● WHAT TO PRODUCE
Print every record below exactly as written.

● RECORDS FOR THIS TASK

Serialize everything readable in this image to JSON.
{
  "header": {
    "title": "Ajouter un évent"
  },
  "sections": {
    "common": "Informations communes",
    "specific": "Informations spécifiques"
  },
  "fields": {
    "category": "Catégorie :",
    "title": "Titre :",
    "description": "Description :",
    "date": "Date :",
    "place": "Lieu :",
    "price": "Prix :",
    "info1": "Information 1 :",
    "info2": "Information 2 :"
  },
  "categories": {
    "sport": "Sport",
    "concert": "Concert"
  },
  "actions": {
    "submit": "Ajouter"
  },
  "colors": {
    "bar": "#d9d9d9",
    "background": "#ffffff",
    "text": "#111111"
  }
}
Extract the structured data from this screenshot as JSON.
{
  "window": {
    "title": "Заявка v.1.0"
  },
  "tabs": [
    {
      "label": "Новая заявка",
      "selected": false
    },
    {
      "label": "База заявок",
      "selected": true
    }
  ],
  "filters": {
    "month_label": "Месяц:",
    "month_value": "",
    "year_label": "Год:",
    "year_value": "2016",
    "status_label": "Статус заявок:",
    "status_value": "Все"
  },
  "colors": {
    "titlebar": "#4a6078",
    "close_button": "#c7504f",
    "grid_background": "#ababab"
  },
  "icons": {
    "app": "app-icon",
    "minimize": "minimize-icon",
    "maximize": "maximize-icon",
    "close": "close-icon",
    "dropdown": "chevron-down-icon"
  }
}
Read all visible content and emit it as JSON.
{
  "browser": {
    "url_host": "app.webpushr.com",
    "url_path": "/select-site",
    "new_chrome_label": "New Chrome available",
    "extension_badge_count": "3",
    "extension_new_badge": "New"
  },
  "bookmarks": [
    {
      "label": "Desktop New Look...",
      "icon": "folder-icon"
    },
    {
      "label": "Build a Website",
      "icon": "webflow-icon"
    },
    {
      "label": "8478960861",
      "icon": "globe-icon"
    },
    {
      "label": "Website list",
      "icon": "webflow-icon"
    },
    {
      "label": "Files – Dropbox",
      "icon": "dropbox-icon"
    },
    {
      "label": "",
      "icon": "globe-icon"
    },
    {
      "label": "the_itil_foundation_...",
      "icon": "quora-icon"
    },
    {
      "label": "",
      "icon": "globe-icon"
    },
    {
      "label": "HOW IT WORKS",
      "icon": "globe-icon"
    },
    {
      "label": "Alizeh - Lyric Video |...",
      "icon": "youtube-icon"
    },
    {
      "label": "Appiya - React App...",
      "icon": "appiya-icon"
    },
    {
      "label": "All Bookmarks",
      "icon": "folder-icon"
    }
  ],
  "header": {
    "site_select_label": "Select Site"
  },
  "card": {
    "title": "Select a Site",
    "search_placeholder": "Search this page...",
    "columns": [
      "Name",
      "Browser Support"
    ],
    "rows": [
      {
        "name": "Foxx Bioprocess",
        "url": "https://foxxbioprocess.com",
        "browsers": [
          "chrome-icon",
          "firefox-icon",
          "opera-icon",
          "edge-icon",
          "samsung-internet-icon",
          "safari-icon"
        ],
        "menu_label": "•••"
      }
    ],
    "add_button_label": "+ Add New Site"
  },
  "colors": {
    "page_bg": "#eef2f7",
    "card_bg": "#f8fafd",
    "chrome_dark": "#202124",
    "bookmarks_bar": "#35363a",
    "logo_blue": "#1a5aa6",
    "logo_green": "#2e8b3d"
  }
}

● THE RESULT
Serialize everything readable in this image to JSON.
{
  "header": {
    "title": "Ajouter un évent"
  },
  "sections": {
    "common": "Informations communes",
    "specific": "Informations spécifiques"
  },
  "fields": {
    "category": "Catégorie :",
    "title": "Titre :",
    "description": "Description :",
    "date": "Date :",
    "place": "Lieu :",
    "price": "Prix :",
    "info1": "Information 1 :",
    "info2": "Information 2 :"
  },
  "categories": {
    "sport": "Sport",
    "concert": "Concert"
  },
  "actions": {
    "submit": "Ajouter"
  },
  "colors": {
    "bar": "#d9d9d9",
    "background": "#ffffff",
    "text": "#111111"
  }
}
Extract the structured data from this screenshot as JSON.
{
  "window": {
    "title": "Заявка v.1.0"
  },
  "tabs": [
    {
      "label": "Новая заявка",
      "selected": false
    },
    {
      "label": "База заявок",
      "selected": true
    }
  ],
  "filters": {
    "month_label": "Месяц:",
    "month_value": "",
    "year_label": "Год:",
    "year_value": "2016",
    "status_label": "Статус заявок:",
    "status_value": "Все"
  },
  "colors": {
    "titlebar": "#4a6078",
    "close_button": "#c7504f",
    "grid_background": "#ababab"
  },
  "icons": {
    "app": "app-icon",
    "minimize": "minimize-icon",
    "maximize": "maximize-icon",
    "close": "close-icon",
    "dropdown": "chevron-down-icon"
  }
}
Read all visible content and emit it as JSON.
{
  "browser": {
    "url_host": "app.webpushr.com",
    "url_path": "/select-site",
    "new_chrome_label": "New Chrome available",
    "extension_badge_count": "3",
    "extension_new_badge": "New"
  },
  "bookmarks": [
    {
      "label": "Desktop New Look...",
      "icon": "folder-icon"
    },
    {
      "label": "Build a Website",
      "icon": "webflow-icon"
    },
    {
      "label": "8478960861",
      "icon": "globe-icon"
    },
    {
      "label": "Website list",
      "icon": "webflow-icon"
    },
    {
      "label": "Files – Dropbox",
      "icon": "dropbox-icon"
    },
    {
      "label": "",
      "icon": "globe-icon"
    },
    {
      "label": "the_itil_foundation_...",
      "icon": "quora-icon"
    },
    {
      "label": "",
      "icon": "globe-icon"
    },
    {
      "label": "HOW IT WORKS",
      "icon": "globe-icon"
    },
    {
      "label": "Alizeh - Lyric Video |...",
      "icon": "youtube-icon"
    },
    {
      "label": "Appiya - React App...",
      "icon": "appiya-icon"
    },
    {
      "label": "All Bookmarks",
      "icon": "folder-icon"
    }
  ],
  "header": {
    "site_select_label": "Select Site"
  },
  "card": {
    "title": "Select a Site",
    "search_placeholder": "Search this page...",
    "columns": [
      "Name",
      "Browser Support"
    ],
    "rows": [
      {
        "name": "Foxx Bioprocess",
        "url": "https://foxxbioprocess.com",
        "browsers": [
          "chrome-icon",
          "firefox-icon",
          "opera-icon",
          "edge-icon",
          "samsung-internet-icon",
          "safari-icon"
        ],
        "menu_label": "•••"
      }
    ],
    "add_button_label": "+ Add New Site"
  },
  "colors": {
    "page_bg": "#eef2f7",
    "card_bg": "#f8fafd",
    "chrome_dark": "#202124",
    "bookmarks_bar": "#35363a",
    "logo_blue": "#1a5aa6",
    "logo_green": "#2e8b3d"
  }
}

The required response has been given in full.